> [Instructions to follow]: Reproduce the records exactly.

---- Records for the task

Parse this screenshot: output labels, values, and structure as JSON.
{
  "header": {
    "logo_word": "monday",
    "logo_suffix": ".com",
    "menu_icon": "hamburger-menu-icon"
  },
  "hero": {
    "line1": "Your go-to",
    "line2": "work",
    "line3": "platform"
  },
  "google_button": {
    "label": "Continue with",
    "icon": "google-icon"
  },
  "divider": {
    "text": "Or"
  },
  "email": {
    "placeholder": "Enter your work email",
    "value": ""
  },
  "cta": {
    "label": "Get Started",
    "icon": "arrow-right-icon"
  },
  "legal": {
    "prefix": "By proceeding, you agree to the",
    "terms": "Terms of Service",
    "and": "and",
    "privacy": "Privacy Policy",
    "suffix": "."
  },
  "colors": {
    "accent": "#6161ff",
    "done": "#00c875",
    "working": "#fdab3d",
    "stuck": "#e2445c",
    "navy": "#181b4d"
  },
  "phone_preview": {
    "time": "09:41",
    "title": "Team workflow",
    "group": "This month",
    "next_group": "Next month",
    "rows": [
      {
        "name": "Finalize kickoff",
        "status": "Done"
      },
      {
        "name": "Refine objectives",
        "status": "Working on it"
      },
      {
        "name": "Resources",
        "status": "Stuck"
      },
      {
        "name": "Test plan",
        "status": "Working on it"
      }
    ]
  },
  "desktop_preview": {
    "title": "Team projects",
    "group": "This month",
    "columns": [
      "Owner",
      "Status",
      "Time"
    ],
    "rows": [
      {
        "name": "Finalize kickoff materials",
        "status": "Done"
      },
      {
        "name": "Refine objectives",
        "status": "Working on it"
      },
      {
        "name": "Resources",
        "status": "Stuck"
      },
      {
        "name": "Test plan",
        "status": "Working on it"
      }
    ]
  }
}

--------

> [Solution to this problem]:
Parse this screenshot: output labels, values, and structure as JSON.
{
  "header": {
    "logo_word": "monday",
    "logo_suffix": ".com",
    "menu_icon": "hamburger-menu-icon"
  },
  "hero": {
    "line1": "Your go-to",
    "line2": "work",
    "line3": "platform"
  },
  "google_button": {
    "label": "Continue with",
    "icon": "google-icon"
  },
  "divider": {
    "text": "Or"
  },
  "email": {
    "placeholder": "Enter your work email",
    "value": ""
  },
  "cta": {
    "label": "Get Started",
    "icon": "arrow-right-icon"
  },
  "legal": {
    "prefix": "By proceeding, you agree to the",
    "terms": "Terms of Service",
    "and": "and",
    "privacy": "Privacy Policy",
    "suffix": "."
  },
  "colors": {
    "accent": "#6161ff",
    "done": "#00c875",
    "working": "#fdab3d",
    "stuck": "#e2445c",
    "navy": "#181b4d"
  },
  "phone_preview": {
    "time": "09:41",
    "title": "Team workflow",
    "group": "This month",
    "next_group": "Next month",
    "rows": [
      {
        "name": "Finalize kickoff",
        "status": "Done"
      },
      {
        "name": "Refine objectives",
        "status": "Working on it"
      },
      {
        "name": "Resources",
        "status": "Stuck"
      },
      {
        "name": "Test plan",
        "status": "Working on it"
      }
    ]
  },
  "desktop_preview": {
    "title": "Team projects",
    "group": "This month",
    "columns": [
      "Owner",
      "Status",
      "Time"
    ],
    "rows": [
      {
        "name": "Finalize kickoff materials",
        "status": "Done"
      },
      {
        "name": "Refine objectives",
        "status": "Working on it"
      },
      {
        "name": "Resources",
        "status": "Stuck"
      },
      {
        "name": "Test plan",
        "status": "Working on it"
      }
    ]
  }
}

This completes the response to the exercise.